#### What you need to do:
Here are some records; copy every line that holds the word "Description".
+++ Data excerpts
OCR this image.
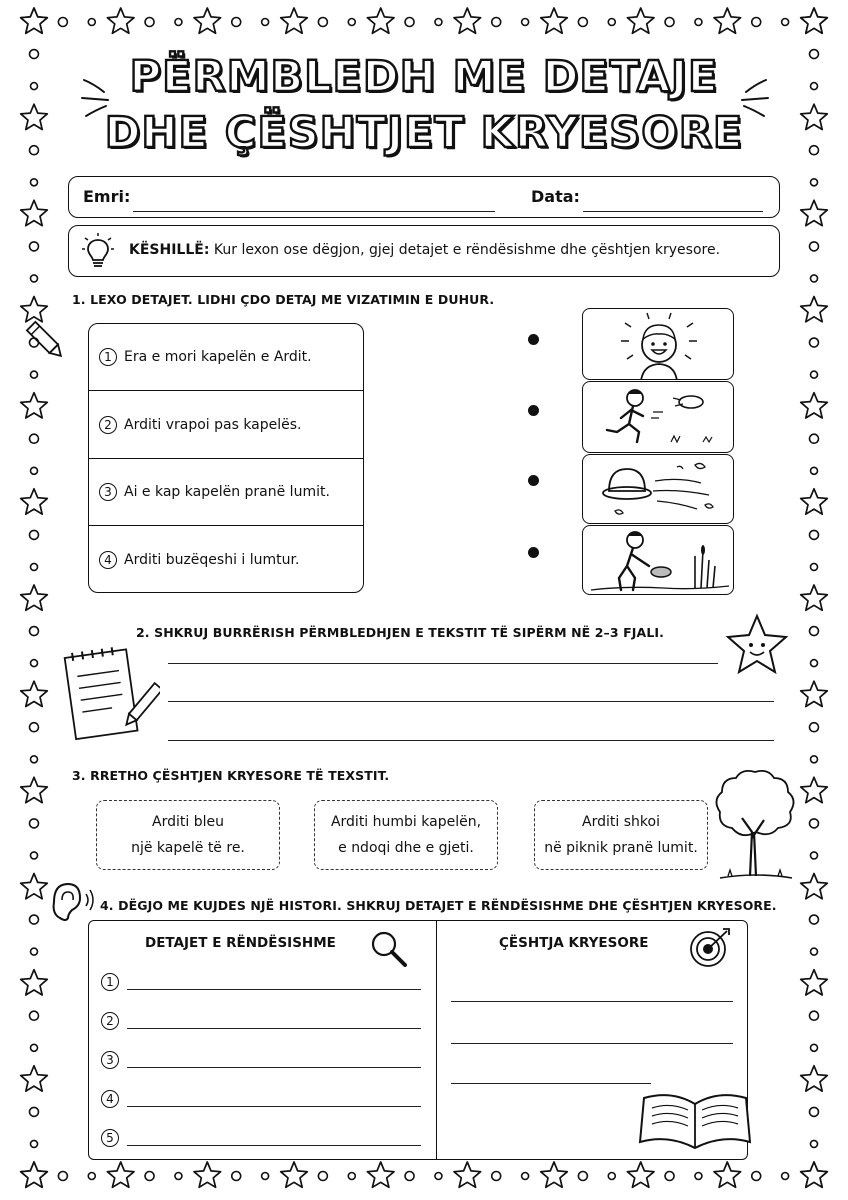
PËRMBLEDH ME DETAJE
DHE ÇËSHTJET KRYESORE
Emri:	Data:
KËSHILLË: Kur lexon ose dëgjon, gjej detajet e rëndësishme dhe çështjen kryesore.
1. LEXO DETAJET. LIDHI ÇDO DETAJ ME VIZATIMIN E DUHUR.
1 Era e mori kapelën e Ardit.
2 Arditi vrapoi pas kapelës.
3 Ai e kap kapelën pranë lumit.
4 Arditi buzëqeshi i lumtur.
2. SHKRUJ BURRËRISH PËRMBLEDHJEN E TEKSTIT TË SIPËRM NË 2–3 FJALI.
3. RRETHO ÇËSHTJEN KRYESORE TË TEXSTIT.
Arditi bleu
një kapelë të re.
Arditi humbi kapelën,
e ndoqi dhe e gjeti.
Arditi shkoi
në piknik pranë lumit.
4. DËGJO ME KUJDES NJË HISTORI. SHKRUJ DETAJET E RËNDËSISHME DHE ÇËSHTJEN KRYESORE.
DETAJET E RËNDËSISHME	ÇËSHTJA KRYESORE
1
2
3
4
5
++++++
+++ Data excerpts
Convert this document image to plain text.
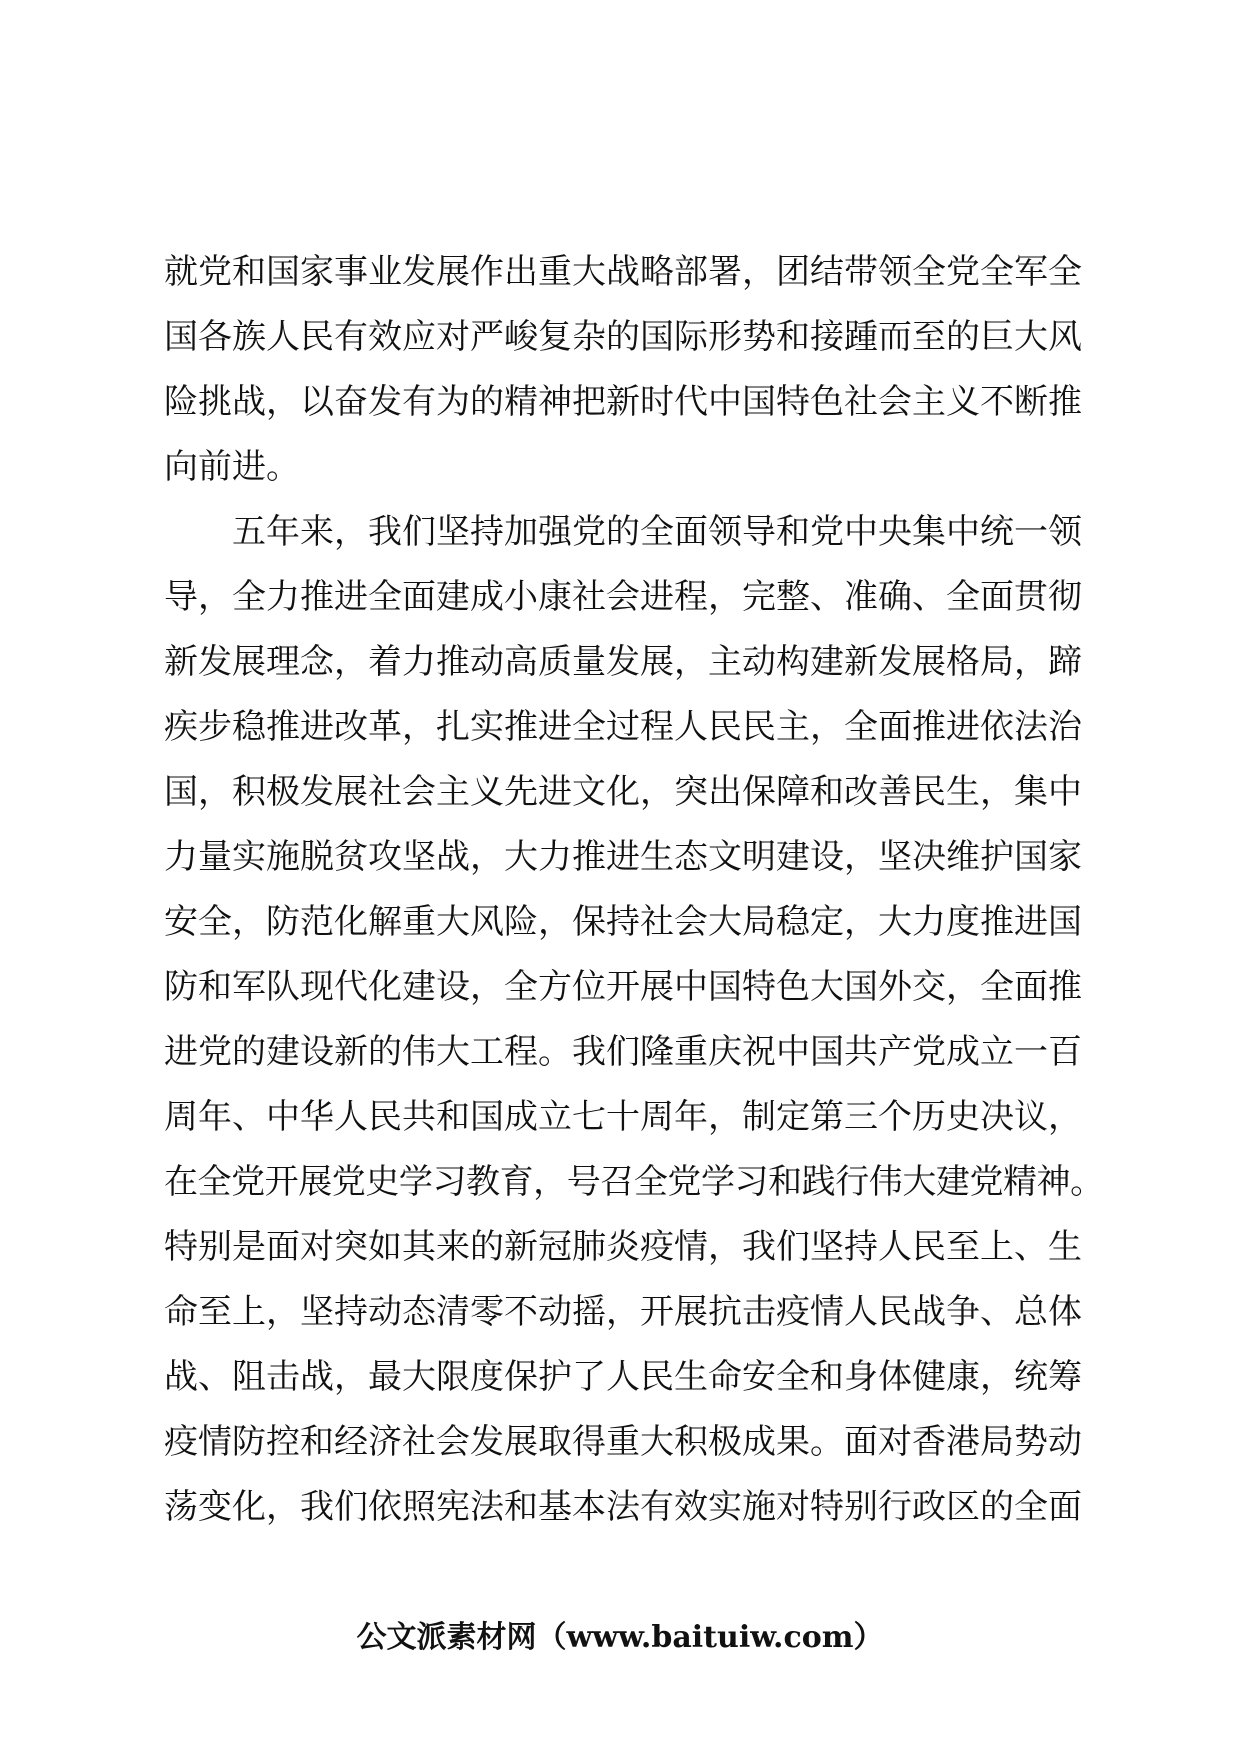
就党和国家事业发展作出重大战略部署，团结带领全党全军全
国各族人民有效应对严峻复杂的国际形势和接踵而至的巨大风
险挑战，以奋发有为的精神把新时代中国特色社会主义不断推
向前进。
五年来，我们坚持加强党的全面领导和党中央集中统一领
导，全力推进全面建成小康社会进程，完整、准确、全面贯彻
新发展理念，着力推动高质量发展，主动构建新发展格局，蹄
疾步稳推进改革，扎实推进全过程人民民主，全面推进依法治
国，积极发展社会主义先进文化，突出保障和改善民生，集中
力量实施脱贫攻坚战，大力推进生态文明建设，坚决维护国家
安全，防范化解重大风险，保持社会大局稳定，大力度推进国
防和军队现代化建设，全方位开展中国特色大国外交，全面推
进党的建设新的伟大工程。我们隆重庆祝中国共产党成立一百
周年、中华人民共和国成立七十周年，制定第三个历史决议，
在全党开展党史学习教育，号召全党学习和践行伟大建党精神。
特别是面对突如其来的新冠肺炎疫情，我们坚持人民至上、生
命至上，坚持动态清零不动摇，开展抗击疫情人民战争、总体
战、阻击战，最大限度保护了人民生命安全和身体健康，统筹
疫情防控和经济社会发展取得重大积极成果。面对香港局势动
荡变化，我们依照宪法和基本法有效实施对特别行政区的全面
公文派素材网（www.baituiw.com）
++++++
+++ Data excerpts
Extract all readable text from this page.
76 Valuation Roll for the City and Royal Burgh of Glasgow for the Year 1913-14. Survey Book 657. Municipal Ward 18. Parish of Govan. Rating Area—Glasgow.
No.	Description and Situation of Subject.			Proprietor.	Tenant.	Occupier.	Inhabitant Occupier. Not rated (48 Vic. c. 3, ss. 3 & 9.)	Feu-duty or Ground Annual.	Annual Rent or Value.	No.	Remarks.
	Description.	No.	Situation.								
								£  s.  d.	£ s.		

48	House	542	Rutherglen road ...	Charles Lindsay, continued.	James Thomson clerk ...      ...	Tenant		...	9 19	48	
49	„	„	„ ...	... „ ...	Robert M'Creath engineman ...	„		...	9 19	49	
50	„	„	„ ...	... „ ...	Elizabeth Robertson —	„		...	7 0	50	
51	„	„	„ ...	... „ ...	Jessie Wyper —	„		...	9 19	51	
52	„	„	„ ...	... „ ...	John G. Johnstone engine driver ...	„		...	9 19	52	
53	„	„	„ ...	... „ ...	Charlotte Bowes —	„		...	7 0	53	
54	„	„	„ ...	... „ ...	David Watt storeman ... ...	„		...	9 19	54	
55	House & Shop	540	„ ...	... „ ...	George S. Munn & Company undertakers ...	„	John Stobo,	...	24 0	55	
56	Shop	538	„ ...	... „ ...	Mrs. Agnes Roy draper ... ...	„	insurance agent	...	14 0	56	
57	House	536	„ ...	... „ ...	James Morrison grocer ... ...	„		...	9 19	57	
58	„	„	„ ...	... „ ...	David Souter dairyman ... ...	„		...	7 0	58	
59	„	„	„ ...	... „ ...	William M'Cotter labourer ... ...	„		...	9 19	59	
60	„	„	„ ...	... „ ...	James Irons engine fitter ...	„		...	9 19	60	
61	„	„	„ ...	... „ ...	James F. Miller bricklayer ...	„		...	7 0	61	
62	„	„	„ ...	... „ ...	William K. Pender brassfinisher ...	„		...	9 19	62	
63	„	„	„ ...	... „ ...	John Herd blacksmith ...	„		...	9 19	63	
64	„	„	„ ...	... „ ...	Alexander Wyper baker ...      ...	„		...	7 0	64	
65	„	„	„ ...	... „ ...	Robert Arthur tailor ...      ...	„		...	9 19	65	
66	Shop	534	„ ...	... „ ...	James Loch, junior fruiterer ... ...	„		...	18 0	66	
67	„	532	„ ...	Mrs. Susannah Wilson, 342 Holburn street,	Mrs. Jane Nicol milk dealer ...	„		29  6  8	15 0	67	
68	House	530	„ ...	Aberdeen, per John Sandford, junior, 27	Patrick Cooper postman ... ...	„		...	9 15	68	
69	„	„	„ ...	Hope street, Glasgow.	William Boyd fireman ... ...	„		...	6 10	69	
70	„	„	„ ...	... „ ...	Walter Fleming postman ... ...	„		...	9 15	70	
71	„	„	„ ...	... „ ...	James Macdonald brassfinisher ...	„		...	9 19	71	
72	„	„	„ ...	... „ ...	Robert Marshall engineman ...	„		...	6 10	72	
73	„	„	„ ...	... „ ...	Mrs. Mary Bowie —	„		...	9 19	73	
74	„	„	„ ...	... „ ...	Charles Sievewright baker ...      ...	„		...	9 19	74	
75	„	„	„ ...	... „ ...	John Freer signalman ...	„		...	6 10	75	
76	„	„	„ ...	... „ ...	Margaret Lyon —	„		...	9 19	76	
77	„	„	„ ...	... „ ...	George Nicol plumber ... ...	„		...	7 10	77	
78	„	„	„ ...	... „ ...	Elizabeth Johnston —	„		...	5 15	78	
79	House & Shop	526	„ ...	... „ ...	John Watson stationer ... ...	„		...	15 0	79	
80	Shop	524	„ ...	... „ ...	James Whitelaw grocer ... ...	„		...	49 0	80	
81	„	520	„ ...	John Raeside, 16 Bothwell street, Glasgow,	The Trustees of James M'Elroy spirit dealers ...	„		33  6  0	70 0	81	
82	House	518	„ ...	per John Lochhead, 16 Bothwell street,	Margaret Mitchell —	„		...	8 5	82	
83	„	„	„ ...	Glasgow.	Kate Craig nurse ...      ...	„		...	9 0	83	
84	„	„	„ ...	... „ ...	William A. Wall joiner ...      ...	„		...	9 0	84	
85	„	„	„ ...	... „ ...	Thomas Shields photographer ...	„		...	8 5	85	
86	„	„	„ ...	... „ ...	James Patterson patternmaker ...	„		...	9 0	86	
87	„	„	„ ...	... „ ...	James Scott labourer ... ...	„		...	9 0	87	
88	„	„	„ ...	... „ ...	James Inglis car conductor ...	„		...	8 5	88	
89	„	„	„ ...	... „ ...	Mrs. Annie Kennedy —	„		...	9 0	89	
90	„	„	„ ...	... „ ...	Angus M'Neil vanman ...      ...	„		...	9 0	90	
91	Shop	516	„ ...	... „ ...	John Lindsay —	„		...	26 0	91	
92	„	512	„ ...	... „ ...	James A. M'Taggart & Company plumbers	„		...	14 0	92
++++++
#### Problem solution:
No.	Description and Situation of Subject.			Proprietor.	Tenant.	Occupier.	Inhabitant Occupier. Not rated (48 Vic. c. 3, ss. 3 & 9.)	Feu-duty or Ground Annual.	Annual Rent or Value.	No.	Remarks.
	Description.	No.	Situation.								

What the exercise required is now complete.